** BEGIN **

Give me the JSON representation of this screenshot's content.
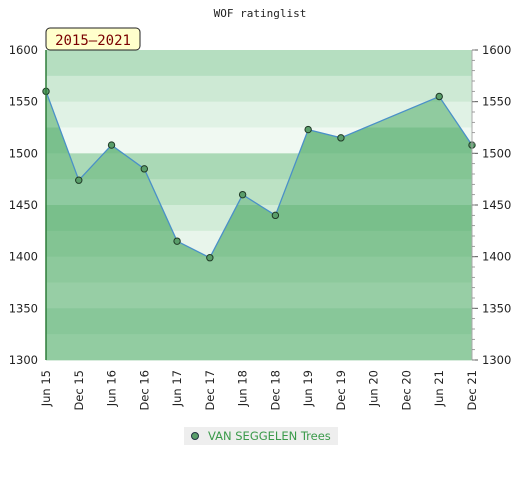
{
  "chart_data": {
    "type": "area",
    "title": "WOF ratinglist",
    "badge": "2015–2021",
    "x": [
      "Jun 15",
      "Dec 15",
      "Jun 16",
      "Dec 16",
      "Jun 17",
      "Dec 17",
      "Jun 18",
      "Dec 18",
      "Jun 19",
      "Dec 19",
      "Jun 20",
      "Dec 20",
      "Jun 21",
      "Dec 21"
    ],
    "series": [
      {
        "name": "VAN SEGGELEN Trees",
        "points": [
          {
            "x": "Jun 15",
            "y": 1560
          },
          {
            "x": "Dec 15",
            "y": 1474
          },
          {
            "x": "Jun 16",
            "y": 1508
          },
          {
            "x": "Dec 16",
            "y": 1485
          },
          {
            "x": "Jun 17",
            "y": 1415
          },
          {
            "x": "Dec 17",
            "y": 1399
          },
          {
            "x": "Jun 18",
            "y": 1460
          },
          {
            "x": "Dec 18",
            "y": 1440
          },
          {
            "x": "Jun 19",
            "y": 1523
          },
          {
            "x": "Dec 19",
            "y": 1515
          },
          {
            "x": "Jun 21",
            "y": 1555
          },
          {
            "x": "Dec 21",
            "y": 1508
          }
        ]
      }
    ],
    "yticks": [
      1300,
      1350,
      1400,
      1450,
      1500,
      1550,
      1600
    ],
    "ylim": [
      1300,
      1600
    ],
    "colors": {
      "line": "#4a90c8",
      "area": "#7ac08a",
      "marker": "#5a9e6a",
      "legend_bg": "#eeeeee",
      "badge_bg": "#ffffcc"
    }
  }
}
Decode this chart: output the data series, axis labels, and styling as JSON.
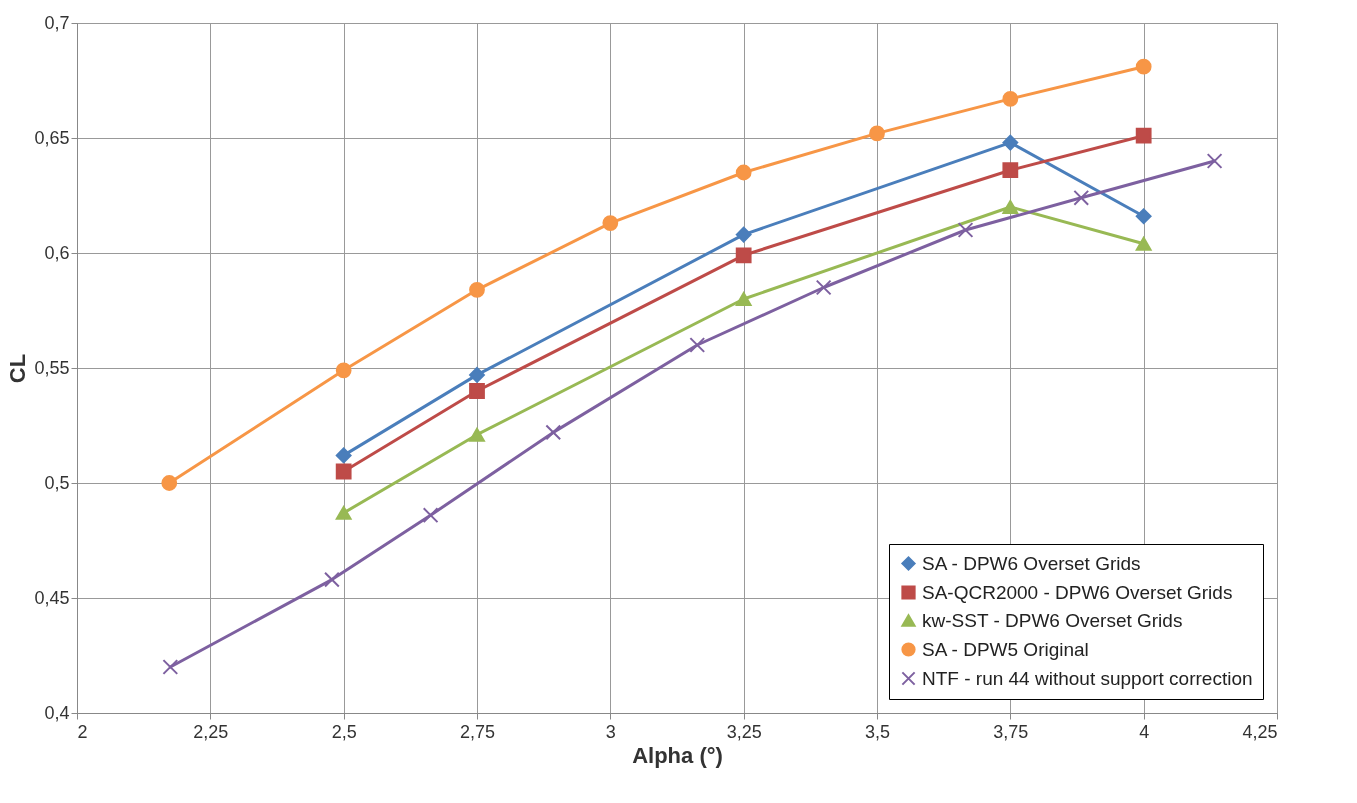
{
  "chart_data": {
    "type": "line",
    "xlabel": "Alpha (°)",
    "ylabel": "CL",
    "xlim": [
      2,
      4.25
    ],
    "xticks": [
      2,
      {
        "value": 2.25,
        "label": "2,25"
      },
      {
        "value": 2.5,
        "label": "2,5"
      },
      {
        "value": 2.75,
        "label": "2,75"
      },
      3,
      {
        "value": 3.25,
        "label": "3,25"
      },
      {
        "value": 3.5,
        "label": "3,5"
      },
      {
        "value": 3.75,
        "label": "3,75"
      },
      4,
      {
        "value": 4.25,
        "label": "4,25"
      }
    ],
    "ylim": [
      0.4,
      0.7
    ],
    "yticks": [
      {
        "value": 0.4,
        "label": "0,4"
      },
      {
        "value": 0.45,
        "label": "0,45"
      },
      {
        "value": 0.5,
        "label": "0,5"
      },
      {
        "value": 0.55,
        "label": "0,55"
      },
      {
        "value": 0.6,
        "label": "0,6"
      },
      {
        "value": 0.65,
        "label": "0,65"
      },
      {
        "value": 0.7,
        "label": "0,7"
      }
    ],
    "grid": true,
    "legend": "bottom right",
    "line_style": "solid",
    "series": [
      {
        "name": "SA - DPW6 Overset Grids",
        "color": "#4a7ebb",
        "marker": "diamond",
        "x": [
          2.5,
          2.75,
          3.25,
          3.75,
          4
        ],
        "values": [
          0.512,
          0.547,
          0.608,
          0.648,
          0.616
        ]
      },
      {
        "name": "SA-QCR2000 - DPW6 Overset Grids",
        "color": "#be4b48",
        "marker": "square",
        "x": [
          2.5,
          2.75,
          3.25,
          3.75,
          4
        ],
        "values": [
          0.505,
          0.54,
          0.599,
          0.636,
          0.651
        ]
      },
      {
        "name": "kw-SST - DPW6 Overset Grids",
        "color": "#98b954",
        "marker": "triangle",
        "x": [
          2.5,
          2.75,
          3.25,
          3.75,
          4
        ],
        "values": [
          0.487,
          0.521,
          0.58,
          0.62,
          0.604
        ]
      },
      {
        "name": "SA - DPW5 Original",
        "color": "#f79646",
        "marker": "circle",
        "x": [
          2.173,
          2.5,
          2.75,
          3,
          3.25,
          3.5,
          3.75,
          4
        ],
        "values": [
          0.5,
          0.549,
          0.584,
          0.613,
          0.635,
          0.652,
          0.667,
          0.681
        ]
      },
      {
        "name": "NTF - run 44 without support correction",
        "color": "#7d60a0",
        "marker": "cross",
        "x": [
          2.175,
          2.478,
          2.663,
          2.893,
          3.163,
          3.4,
          3.666,
          3.883,
          4.133
        ],
        "values": [
          0.42,
          0.458,
          0.486,
          0.522,
          0.56,
          0.585,
          0.61,
          0.624,
          0.64
        ]
      }
    ]
  }
}
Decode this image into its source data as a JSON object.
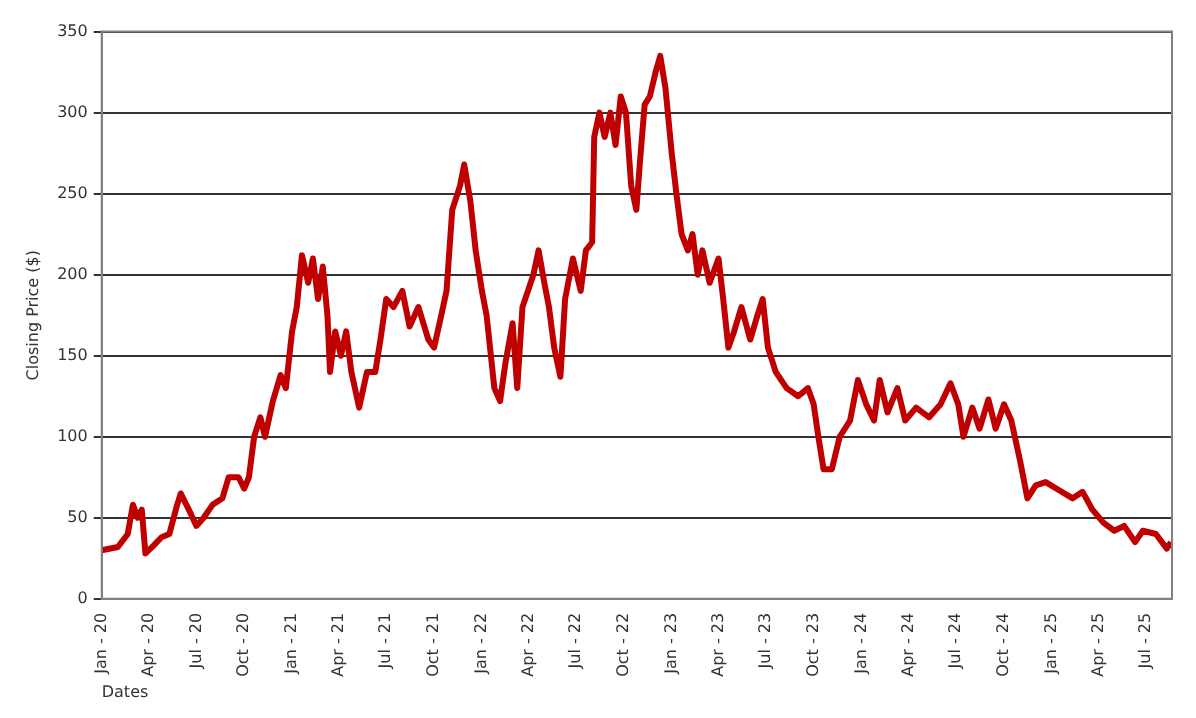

** END **

DIRECTIONS FOR THIS TASK: Say, as a number only, how many lines of the data contain "Decode".

REPLY: 2